*WRITTEN EXERCISE*. Gather all lines in the records below that include the word "pour".

*EXTRACTED ENTRIES*.
━━━━

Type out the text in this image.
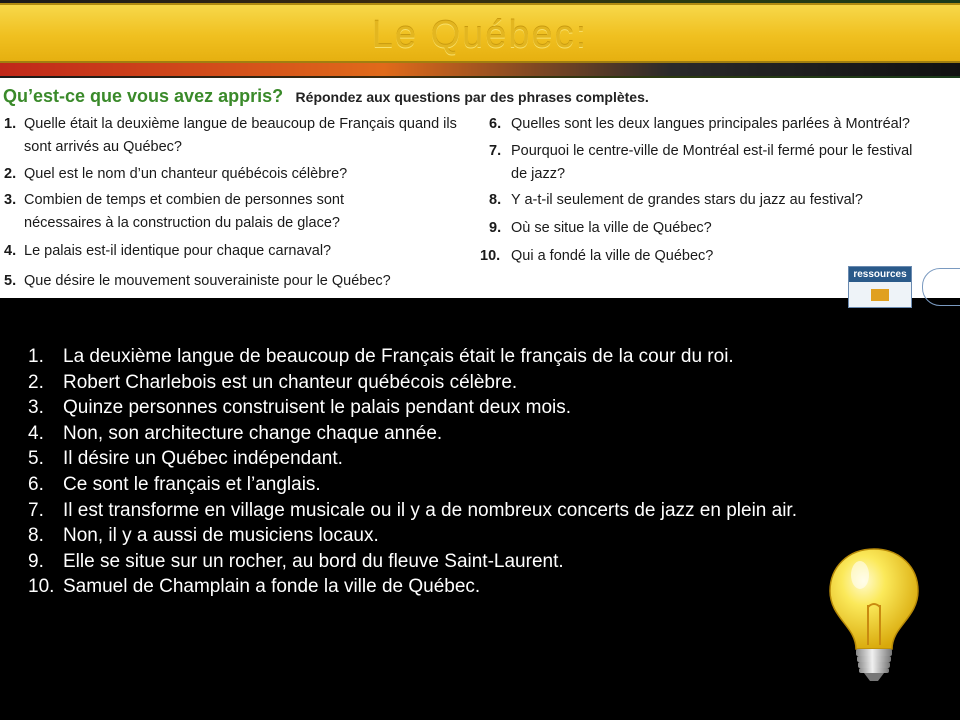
Le Québec:
Qu’est-ce que vous avez appris? Répondez aux questions par des phrases complètes.
1. Quelle était la deuxième langue de beaucoup de Français quand ils sont arrivés au Québec?
2. Quel est le nom d’un chanteur québécois célèbre?
3. Combien de temps et combien de personnes sont nécessaires à la construction du palais de glace?
4. Le palais est-il identique pour chaque carnaval?
5. Que désire le mouvement souverainiste pour le Québec?
6. Quelles sont les deux langues principales parlées à Montréal?
7. Pourquoi le centre-ville de Montréal est-il fermé pour le festival de jazz?
8. Y a-t-il seulement de grandes stars du jazz au festival?
9. Où se situe la ville de Québec?
10. Qui a fondé la ville de Québec?
ressources
1. La deuxième langue de beaucoup de Français était le français de la cour du roi.
2. Robert Charlebois est un chanteur québécois célèbre.
3. Quinze personnes construisent le palais pendant deux mois.
4. Non, son architecture change chaque année.
5. Il désire un Québec indépendant.
6. Ce sont le français et l’anglais.
7. Il est transforme en village musicale ou il y a de nombreux concerts de jazz en plein air.
8. Non, il y a aussi de musiciens locaux.
9. Elle se situe sur un rocher, au bord du fleuve Saint-Laurent.
10. Samuel de Champlain a fonde la ville de Québec.
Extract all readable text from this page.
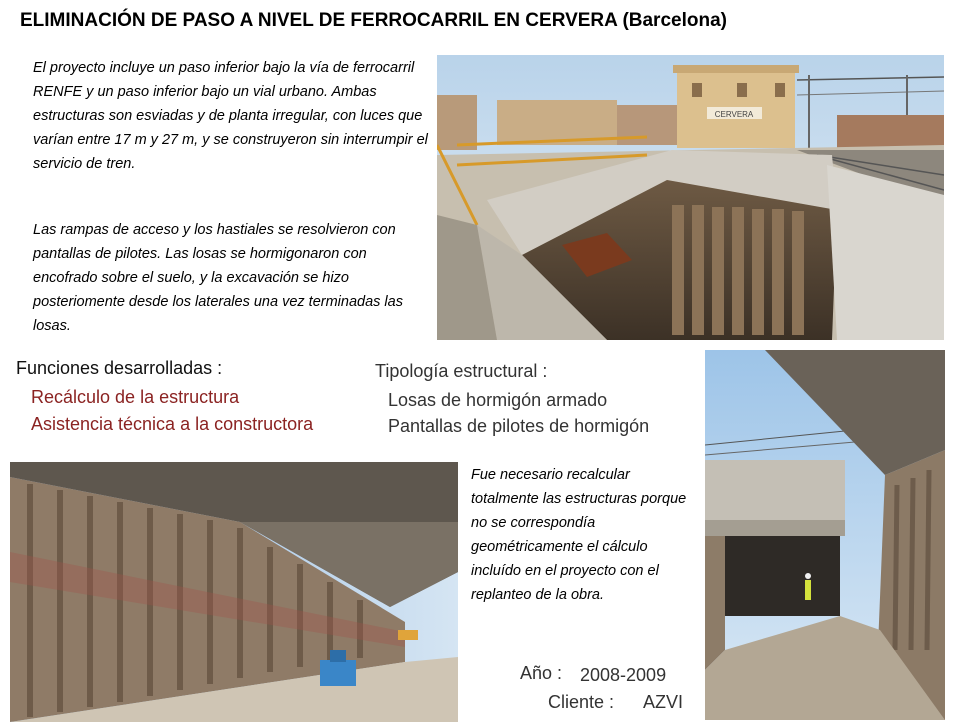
ELIMINACIÓN DE PASO A NIVEL DE FERROCARRIL EN CERVERA (Barcelona)
El proyecto incluye un paso inferior bajo la vía de ferrocarril RENFE y un paso inferior bajo un vial urbano. Ambas estructuras son esviadas y de planta irregular, con luces que varían entre 17 m y 27 m, y se construyeron sin interrumpir el servicio de tren.
Las rampas de acceso y los hastiales se resolvieron con pantallas de pilotes. Las losas se hormigonaron con encofrado sobre el suelo, y la excavación se hizo posteriomente desde los laterales una vez terminadas las losas.
Fue necesario recalcular totalmente las estructuras porque no se correspondía geométricamente el cálculo incluído en el proyecto con el replanteo de la obra.
Funciones desarrolladas :
Recálculo de la estructura
Asistencia técnica a la constructora
Tipología estructural :
Losas de hormigón armado
Pantallas de pilotes de hormigón
Año : 2008-2009
Cliente : AZVI
CERVERA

━━━━

*SOLUTION TO THIS PROBLEM*.
4. Le palais est-il identique pour chaque carnaval?
5. Que désire le mouvement souverainiste pour le Québec?
7. Pourquoi le centre-ville de Montréal est-il fermé pour le festival de jazz?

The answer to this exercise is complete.